From the data that follows, copy every line holding the string "document".

___ Supplied data

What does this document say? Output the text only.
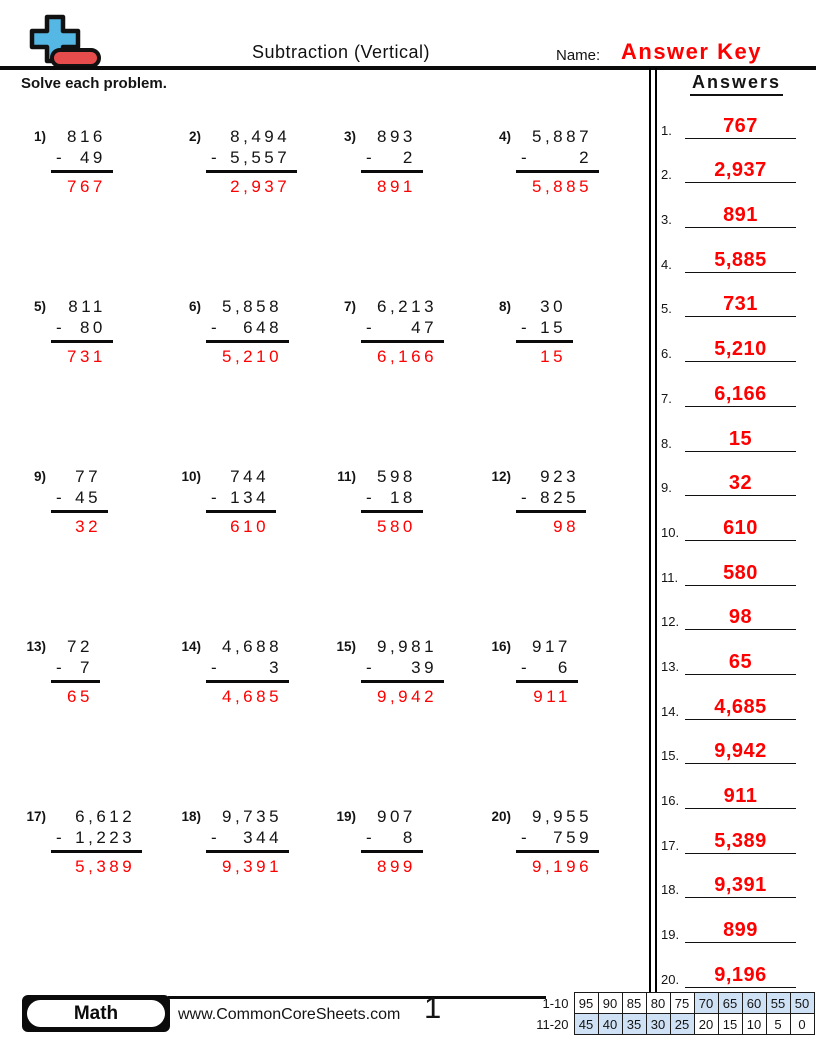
Subtraction (Vertical)	Name: Answer Key
Solve each problem.
1)	816
- 49
767
2)	8,494
- 5,557
2,937
3)	893
- 2
891
4)	5,887
-	2
5,885
5)	811
- 80
731
6)	5,858
- 648
5,210
7)	6,213
- 47
6,166
8)	30
- 15
15
9)	77
- 45
32
10)	744
- 134
610
11)	598
- 18
580
12)	923
- 825
98
13)	72
- 7
65
14)	4,688
-	3
4,685
15)	9,981
- 39
9,942
16)	917
- 6
911
17)	6,612
- 1,223
5,389
18)	9,735
- 344
9,391
19)	907
- 8
899
20)	9,955
- 759
9,196
Answers
1.	767
2.	2,937
3.	891
4.	5,885
5.	731
6.	5,210
7.	6,166
8.	15
9.	32
10.	610
11.	580
12.	98
13.	65
14.	4,685
15.	9,942
16.	911
17.	5,389
18.	9,391
19.	899
20.	9,196
Math	www.CommonCoreSheets.com 1	1-10	95	90	85	80	75	70	65	60	55	50
11-20	45	40	35	30	25	20	15	10	5	0
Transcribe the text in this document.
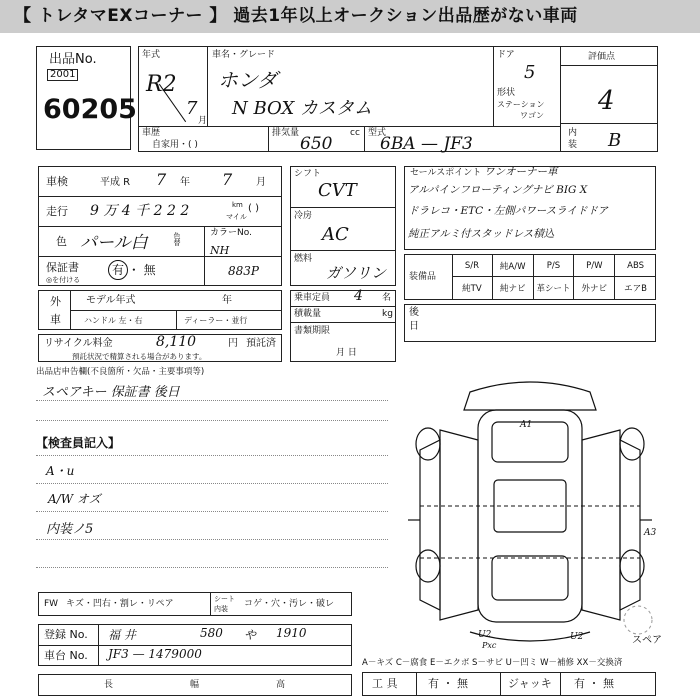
【 トレタマEXコーナー 】 過去1年以上オークション出品歴がない車両
出品No.
2001
60205
年式
R2
7
月
車名・グレード
ホンダ
N BOX カスタム
ドア
5
形状
ステーション
ワゴン
評価点
4
内
装 B
車歴
自家用・( )
排気量
650
cc 型式
6BA — JF3
車検	平成 R 7 年 7 月
走行 9 万 4 千 2 2 2	km
マイル
( )
色 パール白	色替	カラーNo.
NH
883P
保証書
◎を付ける
有 ・ 無
外
車
モデル年式	年
ハンドル 左・右	ディーラー・並行
リサイクル料金	8,110	円 預託済
預託状況で精算される場合があります。
シフト
CVT
冷房
AC
燃料
ガソリン
乗車定員 4 名
積載量	kg
書類期限
月 日
セールスポイント ワンオーナー車
アルパインフローティングナビ BIG X
ドラレコ・ETC・左側パワースライドドア
純正アルミ付スタッドレス積込
装備品
S/R	純A/W	P/S	P/W	ABS
純TV	純ナビ	革シート	外ナビ	エアB
後
日
出品店申告欄(不良箇所・欠品・主要事項等)
スペアキー 保証書 後日
【検査員記入】
A・u
A/W オズ
内装ノ5
A1
A3
U2	U2
Pxc	スペア
FW キズ・凹右・割レ・リペア	シート
内装 コゲ・穴・汚レ・破レ
登録 No. 福 井	580 や 1910
車台 No. JF3 — 1479000
A－キズ C－腐食 E－エクボ S－サビ U－凹ミ W－補修 XX－交換済
工 具	有 ・ 無	ジャッキ 有 ・ 無
長	幅	高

______

Result for this task:
What does this document say? Output the text only.
Transcribe the text in this document.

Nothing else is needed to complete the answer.